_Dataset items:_
----

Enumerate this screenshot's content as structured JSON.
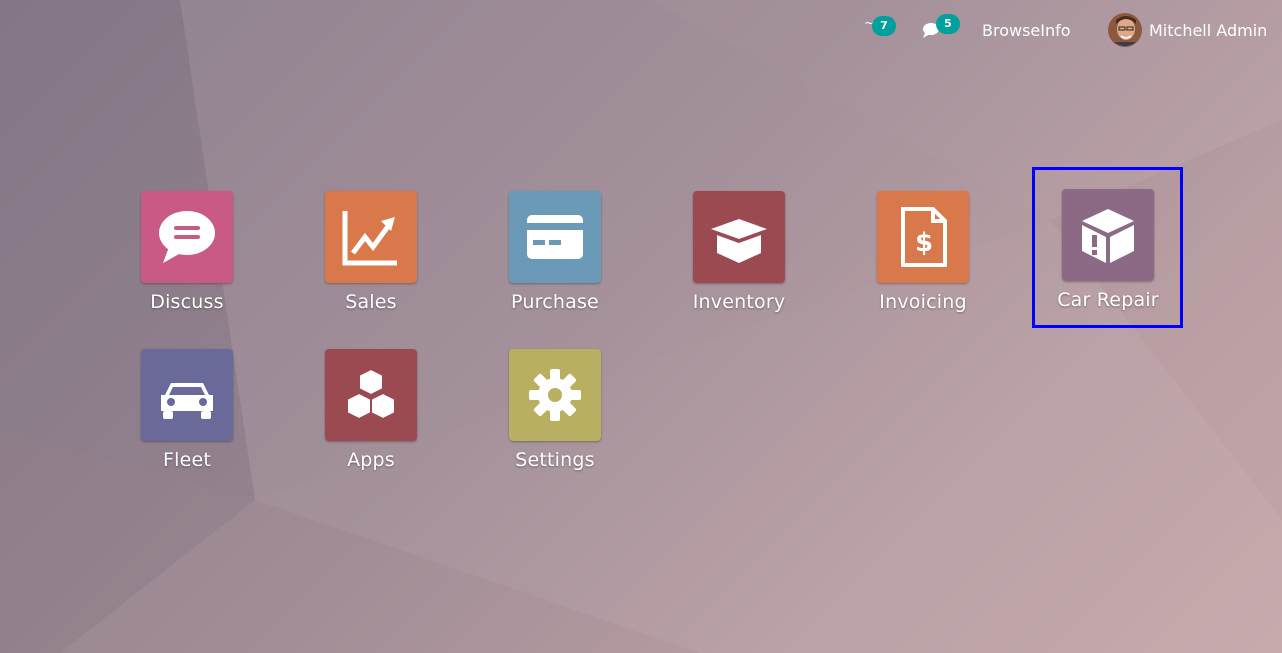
{
  "systray": {
    "activity_count": "7",
    "messages_count": "5",
    "company": "BrowseInfo",
    "user": "Mitchell Admin"
  },
  "apps": [
    {
      "label": "Discuss",
      "icon": "chat-bubble-icon",
      "color": "#c85a85"
    },
    {
      "label": "Sales",
      "icon": "trend-chart-icon",
      "color": "#d9784a"
    },
    {
      "label": "Purchase",
      "icon": "credit-card-icon",
      "color": "#6a9ab8"
    },
    {
      "label": "Inventory",
      "icon": "open-box-icon",
      "color": "#9c4a52"
    },
    {
      "label": "Invoicing",
      "icon": "invoice-dollar-icon",
      "color": "#d9784a"
    },
    {
      "label": "Car Repair",
      "icon": "box-exclamation-icon",
      "color": "#8c6a86"
    },
    {
      "label": "Fleet",
      "icon": "car-icon",
      "color": "#6a6a9a"
    },
    {
      "label": "Apps",
      "icon": "cubes-icon",
      "color": "#9c4a52"
    },
    {
      "label": "Settings",
      "icon": "gear-icon",
      "color": "#b8b060"
    }
  ]
}
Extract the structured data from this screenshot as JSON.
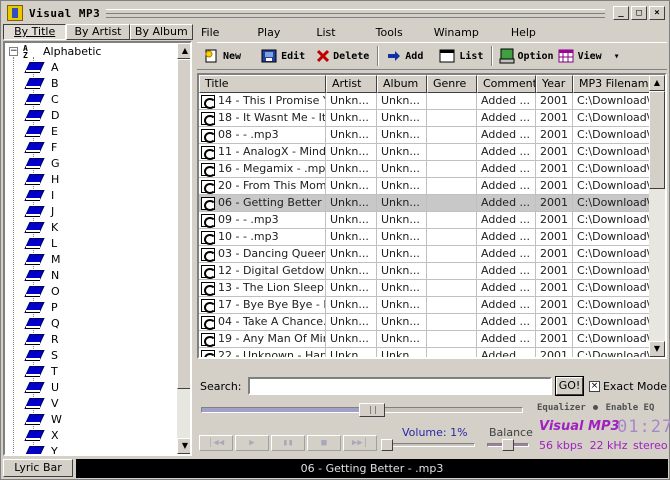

----

_What you will do:_
Give all the entries again exactly, dropping each picture.

_Full response:_
Enumerate this screenshot's content as structured JSON.
{
  "systray": {
    "activity_count": "7",
    "messages_count": "5",
    "company": "BrowseInfo",
    "user": "Mitchell Admin"
  },
  "apps": [
    {
      "label": "Discuss",
      "icon": "chat-bubble-icon",
      "color": "#c85a85"
    },
    {
      "label": "Sales",
      "icon": "trend-chart-icon",
      "color": "#d9784a"
    },
    {
      "label": "Purchase",
      "icon": "credit-card-icon",
      "color": "#6a9ab8"
    },
    {
      "label": "Inventory",
      "icon": "open-box-icon",
      "color": "#9c4a52"
    },
    {
      "label": "Invoicing",
      "icon": "invoice-dollar-icon",
      "color": "#d9784a"
    },
    {
      "label": "Car Repair",
      "icon": "box-exclamation-icon",
      "color": "#8c6a86"
    },
    {
      "label": "Fleet",
      "icon": "car-icon",
      "color": "#6a6a9a"
    },
    {
      "label": "Apps",
      "icon": "cubes-icon",
      "color": "#9c4a52"
    },
    {
      "label": "Settings",
      "icon": "gear-icon",
      "color": "#b8b060"
    }
  ]
}
Extract the structured data from this screenshot as JSON.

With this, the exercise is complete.